# Task details
Output each entry verbatim and exclude every picture from it.

# Supplied material
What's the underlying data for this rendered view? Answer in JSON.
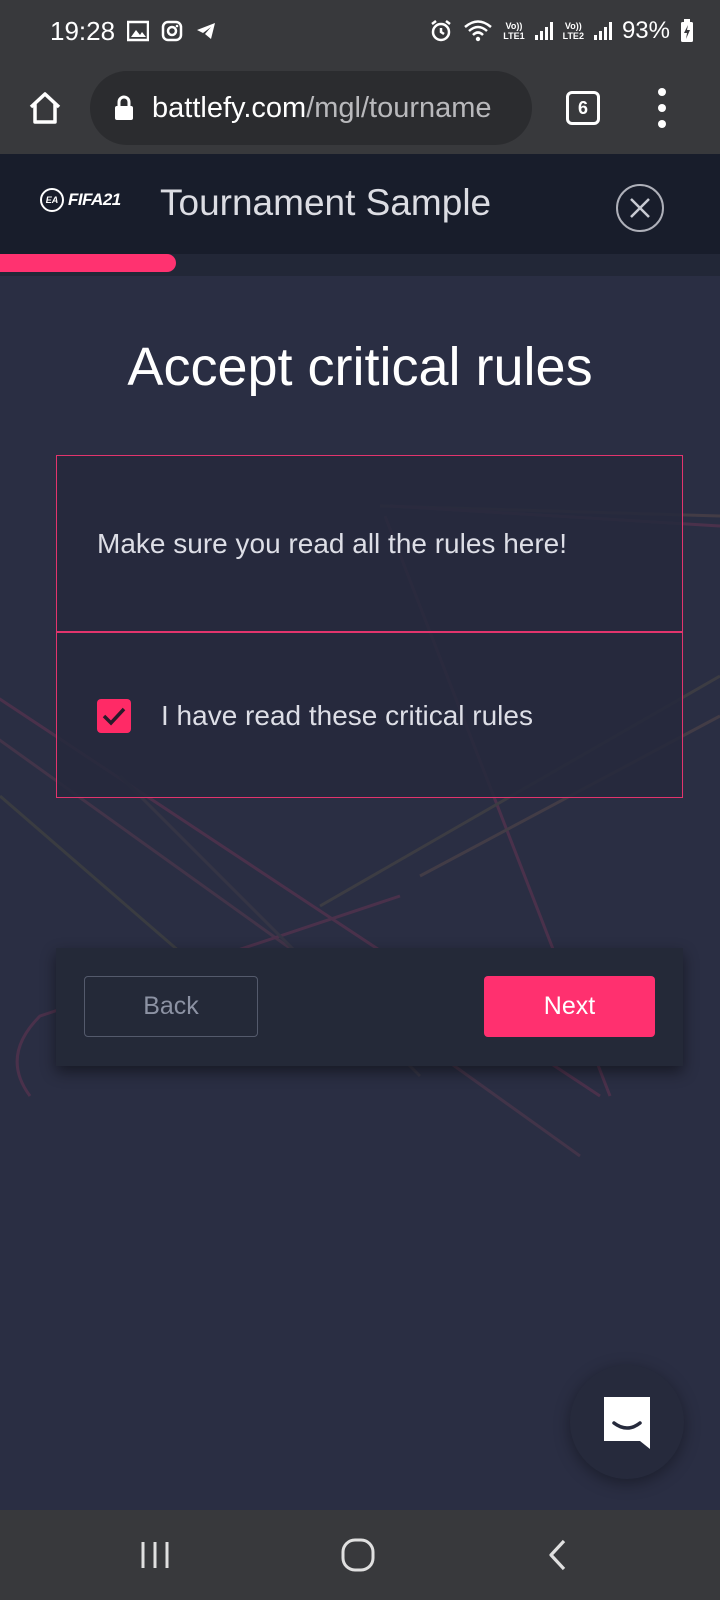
{
  "status_bar": {
    "time": "19:28",
    "sim1_label": "Vo))\nLTE1",
    "sim2_label": "Vo))\nLTE2",
    "battery": "93%",
    "icons": [
      "gallery-icon",
      "instagram-icon",
      "telegram-icon",
      "alarm-icon",
      "wifi-icon",
      "signal-icon",
      "battery-charging-icon"
    ]
  },
  "browser": {
    "url_domain": "battlefy.com",
    "url_path": "/mgl/tourname",
    "tab_count": "6"
  },
  "header": {
    "logo_ea": "EA",
    "logo_text": "FIFA21",
    "title": "Tournament Sample",
    "progress": 0.245
  },
  "main": {
    "title": "Accept critical rules",
    "rules_text": "Make sure you read all the rules here!",
    "checkbox_label": "I have read these critical rules",
    "checkbox_checked": true
  },
  "nav": {
    "back_label": "Back",
    "next_label": "Next"
  },
  "colors": {
    "accent": "#ff306f",
    "background": "#2a2e43",
    "header_bg": "#181d2b",
    "browser_chrome": "#38393c"
  }
}
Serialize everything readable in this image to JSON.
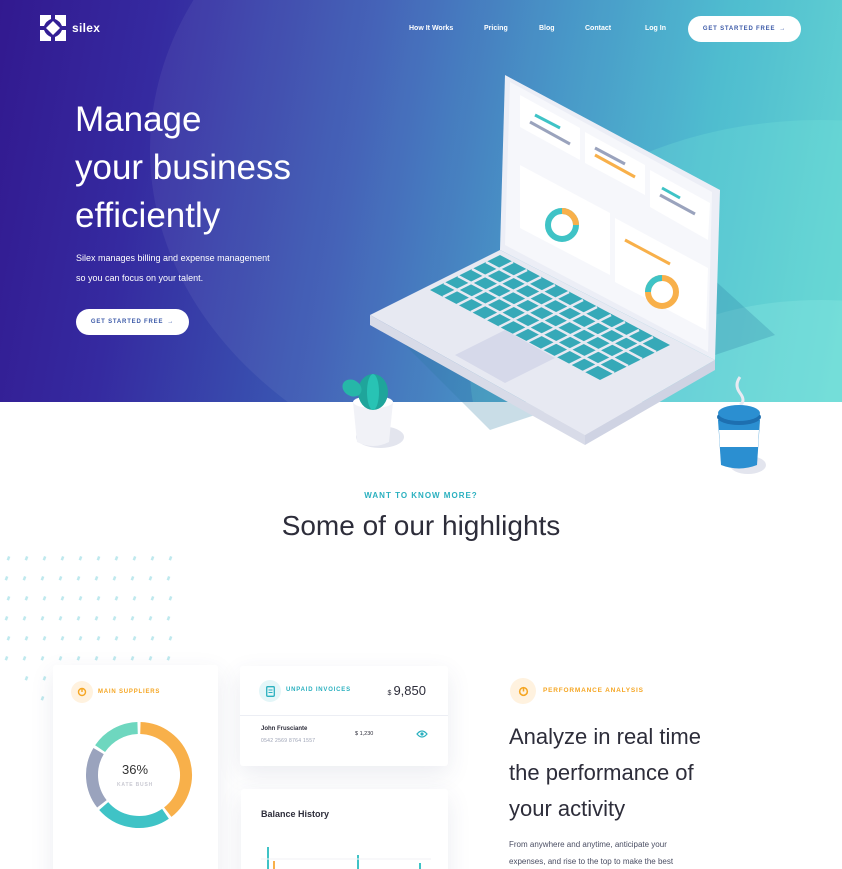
{
  "brand": {
    "name": "silex"
  },
  "nav": {
    "links": [
      "How It Works",
      "Pricing",
      "Blog",
      "Contact",
      "Log In"
    ],
    "cta": "GET STARTED FREE"
  },
  "hero": {
    "title_lines": [
      "Manage",
      "your business",
      "efficiently"
    ],
    "subtitle_lines": [
      "Silex manages billing and expense management",
      "so you can focus on your talent."
    ],
    "cta": "GET STARTED FREE"
  },
  "highlights": {
    "eyebrow": "WANT TO KNOW MORE?",
    "title": "Some of our highlights"
  },
  "suppliers_card": {
    "label": "MAIN SUPPLIERS",
    "percent": "36%",
    "name": "KATE BUSH",
    "segments": [
      {
        "color": "#f8b04a",
        "share": 0.4
      },
      {
        "color": "#3fc3c6",
        "share": 0.24
      },
      {
        "color": "#9aa3bd",
        "share": 0.2
      },
      {
        "color": "#6ed7bf",
        "share": 0.16
      }
    ]
  },
  "invoices_card": {
    "label": "UNPAID INVOICES",
    "currency": "$",
    "amount": "9,850",
    "row": {
      "name": "John Frusciante",
      "phone": "0542 2569 8764 1557",
      "sum": "$ 1,230"
    }
  },
  "balance_card": {
    "title": "Balance History"
  },
  "performance": {
    "label": "PERFORMANCE ANALYSIS",
    "title_lines": [
      "Analyze in real time",
      "the performance of",
      "your activity"
    ],
    "desc_lines": [
      "From anywhere and anytime, anticipate your",
      "expenses, and rise to the top to make the best"
    ]
  },
  "colors": {
    "accent_teal": "#2ab0bf",
    "accent_orange": "#f5a623",
    "cta_text": "#3c5aa8",
    "hero_start": "#32198f",
    "hero_end": "#5cd3d1"
  }
}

# Problem solution
What's the underlying data for this rendered view? Answer in JSON.
{
  "status_bar": {
    "time": "19:28",
    "sim1_label": "Vo))\nLTE1",
    "sim2_label": "Vo))\nLTE2",
    "battery": "93%",
    "icons": [
      "gallery-icon",
      "instagram-icon",
      "telegram-icon",
      "alarm-icon",
      "wifi-icon",
      "signal-icon",
      "battery-charging-icon"
    ]
  },
  "browser": {
    "url_domain": "battlefy.com",
    "url_path": "/mgl/tourname",
    "tab_count": "6"
  },
  "header": {
    "logo_ea": "EA",
    "logo_text": "FIFA21",
    "title": "Tournament Sample",
    "progress": 0.245
  },
  "main": {
    "title": "Accept critical rules",
    "rules_text": "Make sure you read all the rules here!",
    "checkbox_label": "I have read these critical rules",
    "checkbox_checked": true
  },
  "nav": {
    "back_label": "Back",
    "next_label": "Next"
  },
  "colors": {
    "accent": "#ff306f",
    "background": "#2a2e43",
    "header_bg": "#181d2b",
    "browser_chrome": "#38393c"
  }
}
Serialize everything readable in this image to JSON.
{
  "brand": {
    "name": "silex"
  },
  "nav": {
    "links": [
      "How It Works",
      "Pricing",
      "Blog",
      "Contact",
      "Log In"
    ],
    "cta": "GET STARTED FREE"
  },
  "hero": {
    "title_lines": [
      "Manage",
      "your business",
      "efficiently"
    ],
    "subtitle_lines": [
      "Silex manages billing and expense management",
      "so you can focus on your talent."
    ],
    "cta": "GET STARTED FREE"
  },
  "highlights": {
    "eyebrow": "WANT TO KNOW MORE?",
    "title": "Some of our highlights"
  },
  "suppliers_card": {
    "label": "MAIN SUPPLIERS",
    "percent": "36%",
    "name": "KATE BUSH",
    "segments": [
      {
        "color": "#f8b04a",
        "share": 0.4
      },
      {
        "color": "#3fc3c6",
        "share": 0.24
      },
      {
        "color": "#9aa3bd",
        "share": 0.2
      },
      {
        "color": "#6ed7bf",
        "share": 0.16
      }
    ]
  },
  "invoices_card": {
    "label": "UNPAID INVOICES",
    "currency": "$",
    "amount": "9,850",
    "row": {
      "name": "John Frusciante",
      "phone": "0542 2569 8764 1557",
      "sum": "$ 1,230"
    }
  },
  "balance_card": {
    "title": "Balance History"
  },
  "performance": {
    "label": "PERFORMANCE ANALYSIS",
    "title_lines": [
      "Analyze in real time",
      "the performance of",
      "your activity"
    ],
    "desc_lines": [
      "From anywhere and anytime, anticipate your",
      "expenses, and rise to the top to make the best"
    ]
  },
  "colors": {
    "accent_teal": "#2ab0bf",
    "accent_orange": "#f5a623",
    "cta_text": "#3c5aa8",
    "hero_start": "#32198f",
    "hero_end": "#5cd3d1"
  }
}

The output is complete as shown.